■ **Stated exercise**:
Check each line of the listing, and copy it if it contains the word "Ctrl".

Dataset records:
══════

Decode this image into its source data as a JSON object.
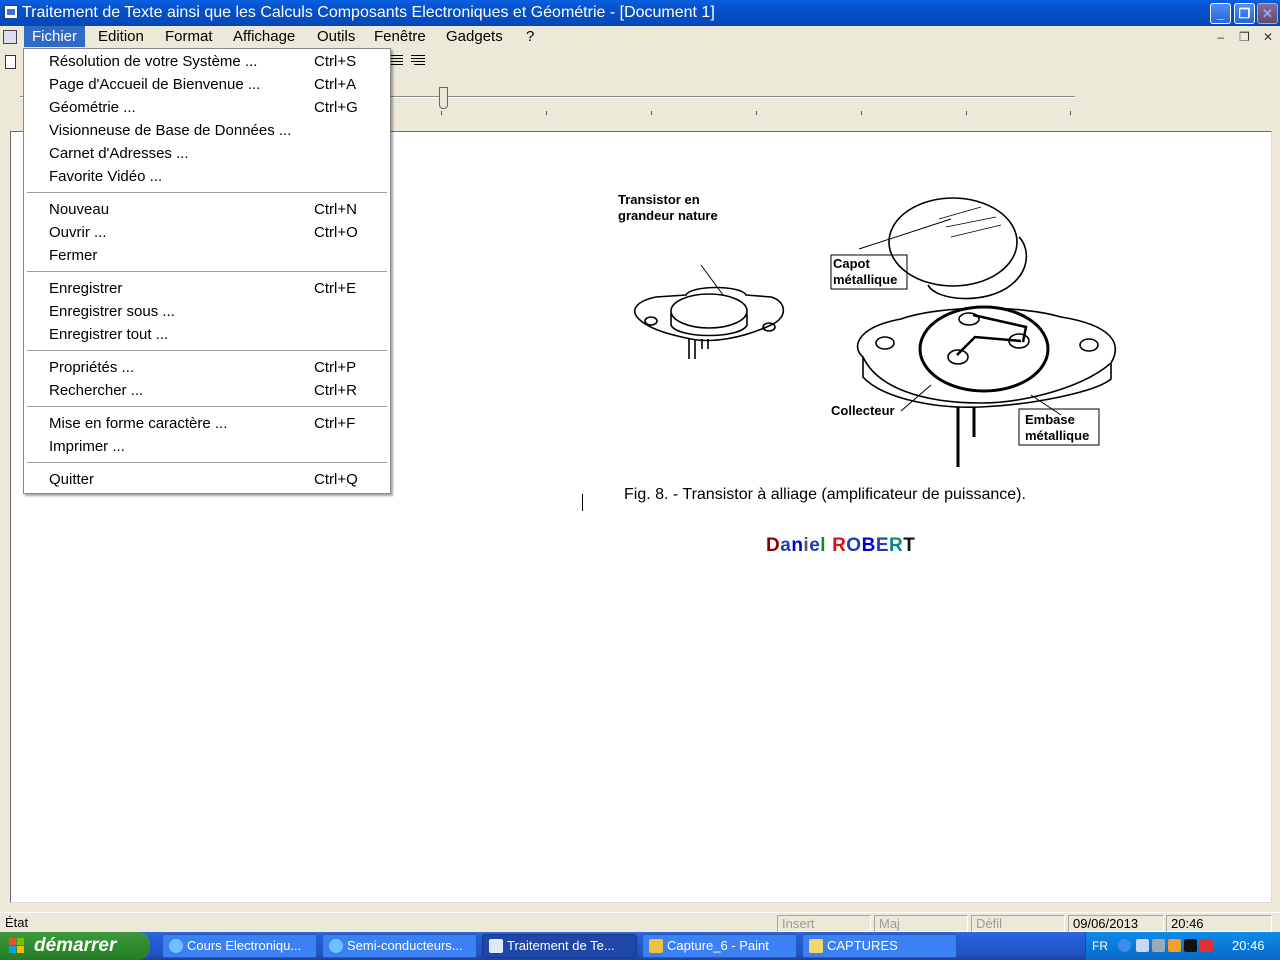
{
  "window": {
    "title": "Traitement de Texte ainsi que les Calculs Composants Electroniques et Géométrie - [Document 1]",
    "minimize": "_",
    "restore": "❐",
    "close": "✕"
  },
  "menubar": {
    "items": [
      "Fichier",
      "Edition",
      "Format",
      "Affichage",
      "Outils",
      "Fenêtre",
      "Gadgets",
      "?"
    ],
    "active": "Fichier",
    "mdi": [
      "–",
      "❐",
      "✕"
    ]
  },
  "fichier_menu": {
    "groups": [
      [
        {
          "label": "Résolution de votre Système ...",
          "shortcut": "Ctrl+S"
        },
        {
          "label": "Page d'Accueil de Bienvenue ...",
          "shortcut": "Ctrl+A"
        },
        {
          "label": "Géométrie ...",
          "shortcut": "Ctrl+G"
        },
        {
          "label": "Visionneuse de Base de Données ...",
          "shortcut": ""
        },
        {
          "label": "Carnet d'Adresses ...",
          "shortcut": ""
        },
        {
          "label": "Favorite Vidéo ...",
          "shortcut": ""
        }
      ],
      [
        {
          "label": "Nouveau",
          "shortcut": "Ctrl+N"
        },
        {
          "label": "Ouvrir ...",
          "shortcut": "Ctrl+O"
        },
        {
          "label": "Fermer",
          "shortcut": ""
        }
      ],
      [
        {
          "label": "Enregistrer",
          "shortcut": "Ctrl+E"
        },
        {
          "label": "Enregistrer sous ...",
          "shortcut": ""
        },
        {
          "label": "Enregistrer tout ...",
          "shortcut": ""
        }
      ],
      [
        {
          "label": "Propriétés ...",
          "shortcut": "Ctrl+P"
        },
        {
          "label": "Rechercher ...",
          "shortcut": "Ctrl+R"
        }
      ],
      [
        {
          "label": "Mise en forme caractère ...",
          "shortcut": "Ctrl+F"
        },
        {
          "label": "Imprimer ...",
          "shortcut": ""
        }
      ],
      [
        {
          "label": "Quitter",
          "shortcut": "Ctrl+Q"
        }
      ]
    ]
  },
  "document": {
    "figure_labels": {
      "transistor_line1": "Transistor en",
      "transistor_line2": "grandeur nature",
      "capot_line1": "Capot",
      "capot_line2": "métallique",
      "collecteur": "Collecteur",
      "embase_line1": "Embase",
      "embase_line2": "métallique"
    },
    "caption": "Fig. 8. - Transistor à alliage (amplificateur de puissance).",
    "author": {
      "letters": [
        {
          "ch": "D",
          "color": "#8b0000"
        },
        {
          "ch": "a",
          "color": "#1f3fb0"
        },
        {
          "ch": "n",
          "color": "#0000cc"
        },
        {
          "ch": "i",
          "color": "#555555"
        },
        {
          "ch": "e",
          "color": "#1f3fb0"
        },
        {
          "ch": "l",
          "color": "#0b8a2a"
        },
        {
          "ch": " ",
          "color": "#000000"
        },
        {
          "ch": "R",
          "color": "#dd1111"
        },
        {
          "ch": "O",
          "color": "#1f3fb0"
        },
        {
          "ch": "B",
          "color": "#0000cc"
        },
        {
          "ch": "E",
          "color": "#1f3fb0"
        },
        {
          "ch": "R",
          "color": "#0b8a7a"
        },
        {
          "ch": "T",
          "color": "#111111"
        }
      ]
    }
  },
  "statusbar": {
    "etat": "État",
    "insert": "Insert",
    "maj": "Maj",
    "defil": "Défil",
    "date": "09/06/2013",
    "time": "20:46"
  },
  "taskbar": {
    "start": "démarrer",
    "tasks": [
      {
        "label": "Cours Electroniqu...",
        "icon": "ie-icon"
      },
      {
        "label": "Semi-conducteurs...",
        "icon": "ie-icon"
      },
      {
        "label": "Traitement de Te...",
        "icon": "app-icon",
        "active": true
      },
      {
        "label": "Capture_6 - Paint",
        "icon": "paint-icon"
      },
      {
        "label": "CAPTURES",
        "icon": "folder-icon"
      }
    ],
    "tray": {
      "lang": "FR",
      "clock": "20:46"
    }
  }
}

══════

■ **Correct answer**:
          "shortcut": "Ctrl+S"
          "shortcut": "Ctrl+A"
          "shortcut": "Ctrl+G"
          "shortcut": "Ctrl+N"
          "shortcut": "Ctrl+O"
          "shortcut": "Ctrl+E"
          "shortcut": "Ctrl+P"
          "shortcut": "Ctrl+R"
          "shortcut": "Ctrl+F"
          "shortcut": "Ctrl+Q"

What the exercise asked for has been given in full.